## What to do
Your job is to retype all of the data word for word, leaving every image out.

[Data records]
╔══

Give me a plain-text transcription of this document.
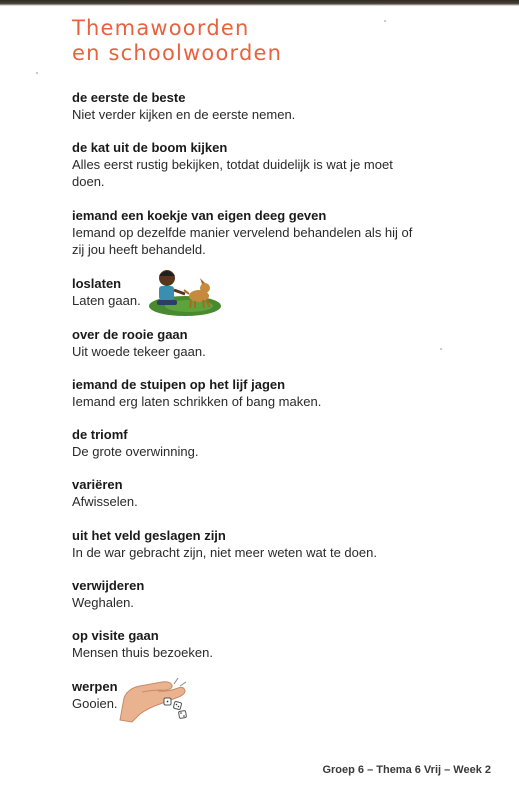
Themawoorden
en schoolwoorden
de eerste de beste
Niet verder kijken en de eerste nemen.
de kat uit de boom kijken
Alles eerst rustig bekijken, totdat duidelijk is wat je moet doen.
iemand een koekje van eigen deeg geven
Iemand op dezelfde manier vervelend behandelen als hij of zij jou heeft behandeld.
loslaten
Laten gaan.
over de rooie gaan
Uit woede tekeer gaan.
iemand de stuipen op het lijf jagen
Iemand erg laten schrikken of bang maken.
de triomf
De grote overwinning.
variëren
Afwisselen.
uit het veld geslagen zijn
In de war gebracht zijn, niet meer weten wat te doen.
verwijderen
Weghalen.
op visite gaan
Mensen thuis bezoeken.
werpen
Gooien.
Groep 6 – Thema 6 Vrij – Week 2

╚══

## Answer
Give me a plain-text transcription of this document.
Themawoorden
en schoolwoorden
de eerste de beste
Niet verder kijken en de eerste nemen.
de kat uit de boom kijken
Alles eerst rustig bekijken, totdat duidelijk is wat je moet doen.
iemand een koekje van eigen deeg geven
Iemand op dezelfde manier vervelend behandelen als hij of zij jou heeft behandeld.
loslaten
Laten gaan.
over de rooie gaan
Uit woede tekeer gaan.
iemand de stuipen op het lijf jagen
Iemand erg laten schrikken of bang maken.
de triomf
De grote overwinning.
variëren
Afwisselen.
uit het veld geslagen zijn
In de war gebracht zijn, niet meer weten wat te doen.
verwijderen
Weghalen.
op visite gaan
Mensen thuis bezoeken.
werpen
Gooien.
Groep 6 – Thema 6 Vrij – Week 2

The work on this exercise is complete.